··· Supplied material

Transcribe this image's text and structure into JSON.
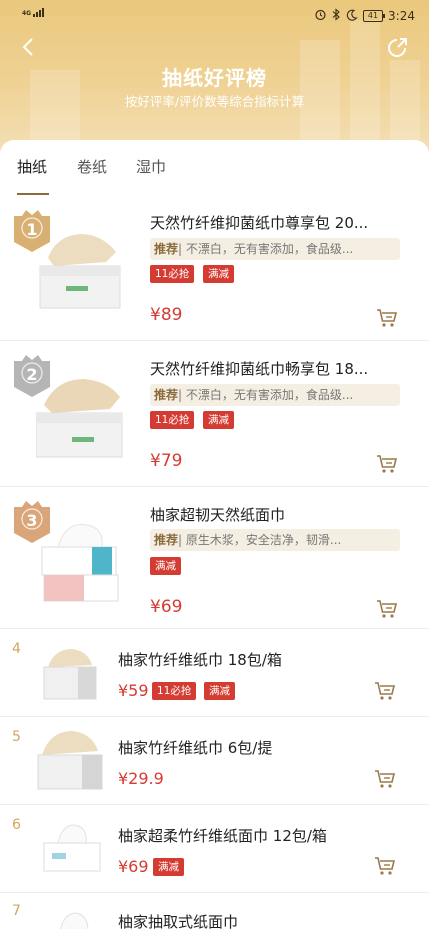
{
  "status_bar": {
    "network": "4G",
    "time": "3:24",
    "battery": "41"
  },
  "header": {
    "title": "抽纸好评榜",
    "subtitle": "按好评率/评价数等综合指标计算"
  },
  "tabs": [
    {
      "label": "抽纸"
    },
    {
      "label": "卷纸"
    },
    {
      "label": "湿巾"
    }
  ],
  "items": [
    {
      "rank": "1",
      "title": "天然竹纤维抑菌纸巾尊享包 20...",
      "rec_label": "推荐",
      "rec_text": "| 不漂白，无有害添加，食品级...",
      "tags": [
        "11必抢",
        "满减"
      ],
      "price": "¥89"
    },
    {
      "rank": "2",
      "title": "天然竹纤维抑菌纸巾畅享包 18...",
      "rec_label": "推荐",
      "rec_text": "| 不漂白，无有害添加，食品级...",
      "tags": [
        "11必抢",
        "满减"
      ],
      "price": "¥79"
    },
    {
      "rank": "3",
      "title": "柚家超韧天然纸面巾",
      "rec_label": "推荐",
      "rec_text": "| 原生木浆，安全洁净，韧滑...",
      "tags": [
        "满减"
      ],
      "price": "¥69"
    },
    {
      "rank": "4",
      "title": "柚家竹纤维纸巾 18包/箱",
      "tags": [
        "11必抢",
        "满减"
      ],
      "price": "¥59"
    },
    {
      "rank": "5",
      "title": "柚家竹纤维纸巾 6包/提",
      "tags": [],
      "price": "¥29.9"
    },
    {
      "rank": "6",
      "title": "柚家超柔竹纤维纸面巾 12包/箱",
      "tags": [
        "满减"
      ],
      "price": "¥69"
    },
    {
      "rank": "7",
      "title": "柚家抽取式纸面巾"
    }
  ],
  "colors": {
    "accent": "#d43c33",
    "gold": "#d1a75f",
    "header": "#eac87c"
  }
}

······
··· Supplied material

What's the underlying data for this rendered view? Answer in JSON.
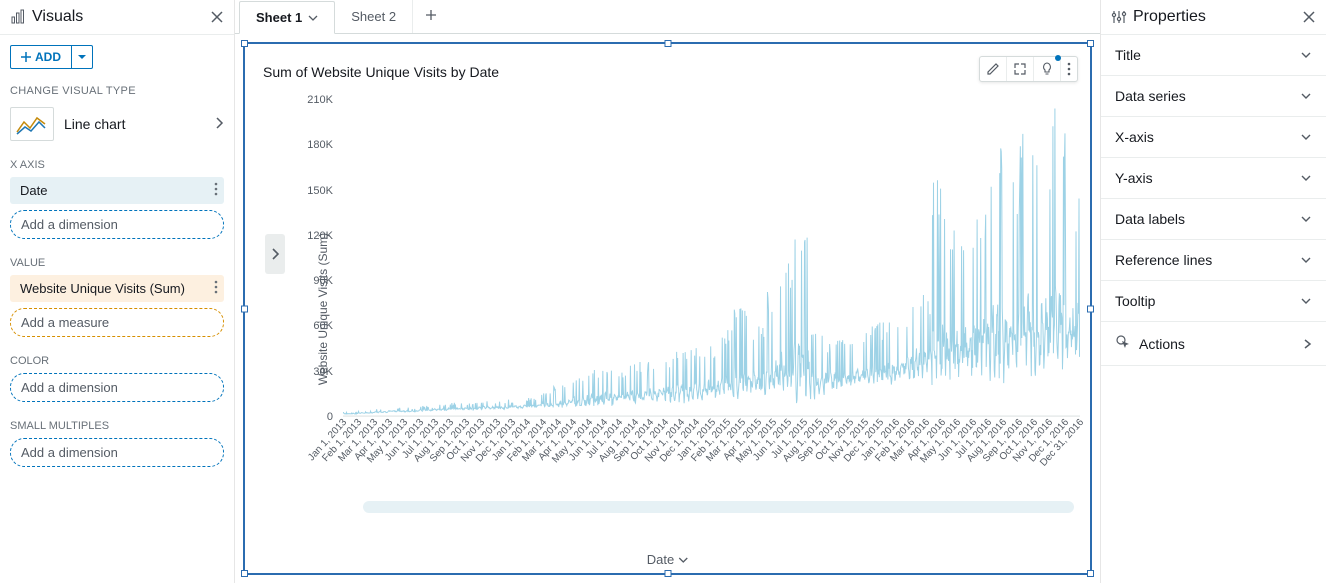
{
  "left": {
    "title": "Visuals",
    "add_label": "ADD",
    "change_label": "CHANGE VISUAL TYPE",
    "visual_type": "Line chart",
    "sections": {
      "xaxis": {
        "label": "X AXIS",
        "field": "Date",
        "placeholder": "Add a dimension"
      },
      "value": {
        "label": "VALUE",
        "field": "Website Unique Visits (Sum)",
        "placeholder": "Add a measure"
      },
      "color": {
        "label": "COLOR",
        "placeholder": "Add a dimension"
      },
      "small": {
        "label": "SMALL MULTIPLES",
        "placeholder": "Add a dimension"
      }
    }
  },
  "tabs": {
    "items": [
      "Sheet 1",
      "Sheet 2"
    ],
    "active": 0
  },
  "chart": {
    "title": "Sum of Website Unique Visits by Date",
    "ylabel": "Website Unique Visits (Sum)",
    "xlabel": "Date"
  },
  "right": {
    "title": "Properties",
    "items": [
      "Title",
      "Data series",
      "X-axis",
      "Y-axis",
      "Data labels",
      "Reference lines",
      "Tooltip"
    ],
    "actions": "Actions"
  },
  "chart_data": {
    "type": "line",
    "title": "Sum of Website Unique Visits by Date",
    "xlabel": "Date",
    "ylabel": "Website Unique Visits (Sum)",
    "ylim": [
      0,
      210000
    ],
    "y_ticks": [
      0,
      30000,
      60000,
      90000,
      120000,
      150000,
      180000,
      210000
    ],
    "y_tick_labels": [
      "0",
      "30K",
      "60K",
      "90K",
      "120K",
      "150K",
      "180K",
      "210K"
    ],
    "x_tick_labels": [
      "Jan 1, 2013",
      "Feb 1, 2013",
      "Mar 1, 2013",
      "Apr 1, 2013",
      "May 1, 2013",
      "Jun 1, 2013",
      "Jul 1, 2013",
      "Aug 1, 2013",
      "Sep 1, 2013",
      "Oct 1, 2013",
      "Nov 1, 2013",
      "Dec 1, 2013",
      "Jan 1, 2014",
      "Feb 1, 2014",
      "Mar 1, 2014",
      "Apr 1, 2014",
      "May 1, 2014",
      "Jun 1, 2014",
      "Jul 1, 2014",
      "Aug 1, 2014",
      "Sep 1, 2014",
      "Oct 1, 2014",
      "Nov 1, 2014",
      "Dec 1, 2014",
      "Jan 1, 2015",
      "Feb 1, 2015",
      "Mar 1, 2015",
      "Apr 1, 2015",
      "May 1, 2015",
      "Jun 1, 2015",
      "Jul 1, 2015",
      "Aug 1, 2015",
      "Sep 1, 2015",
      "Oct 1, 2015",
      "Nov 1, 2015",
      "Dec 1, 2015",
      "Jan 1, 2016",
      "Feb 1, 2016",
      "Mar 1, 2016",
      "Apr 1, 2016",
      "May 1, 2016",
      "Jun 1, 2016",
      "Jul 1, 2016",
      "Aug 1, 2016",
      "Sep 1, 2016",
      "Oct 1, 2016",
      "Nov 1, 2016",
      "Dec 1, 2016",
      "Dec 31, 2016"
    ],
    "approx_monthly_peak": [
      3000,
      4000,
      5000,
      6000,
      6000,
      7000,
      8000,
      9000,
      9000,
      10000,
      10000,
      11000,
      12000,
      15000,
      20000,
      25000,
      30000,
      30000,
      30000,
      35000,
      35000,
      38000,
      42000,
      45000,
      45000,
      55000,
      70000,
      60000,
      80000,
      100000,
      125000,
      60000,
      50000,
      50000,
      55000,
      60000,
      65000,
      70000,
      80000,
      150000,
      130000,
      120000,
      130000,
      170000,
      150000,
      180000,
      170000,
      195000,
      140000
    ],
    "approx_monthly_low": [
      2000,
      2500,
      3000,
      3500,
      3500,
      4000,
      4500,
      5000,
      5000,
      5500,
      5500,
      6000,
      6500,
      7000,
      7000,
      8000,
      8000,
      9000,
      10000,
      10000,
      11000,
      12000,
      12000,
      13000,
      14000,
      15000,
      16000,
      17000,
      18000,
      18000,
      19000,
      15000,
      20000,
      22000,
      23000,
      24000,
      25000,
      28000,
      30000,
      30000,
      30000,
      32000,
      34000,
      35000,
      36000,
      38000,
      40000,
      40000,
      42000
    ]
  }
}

······

_Exercise details:_ Gather every line from the listing above in which the word "JSON" appears.

_Finished answer:_
Transcribe this image's text and structure into JSON.
What's the underlying data for this rendered view? Answer in JSON.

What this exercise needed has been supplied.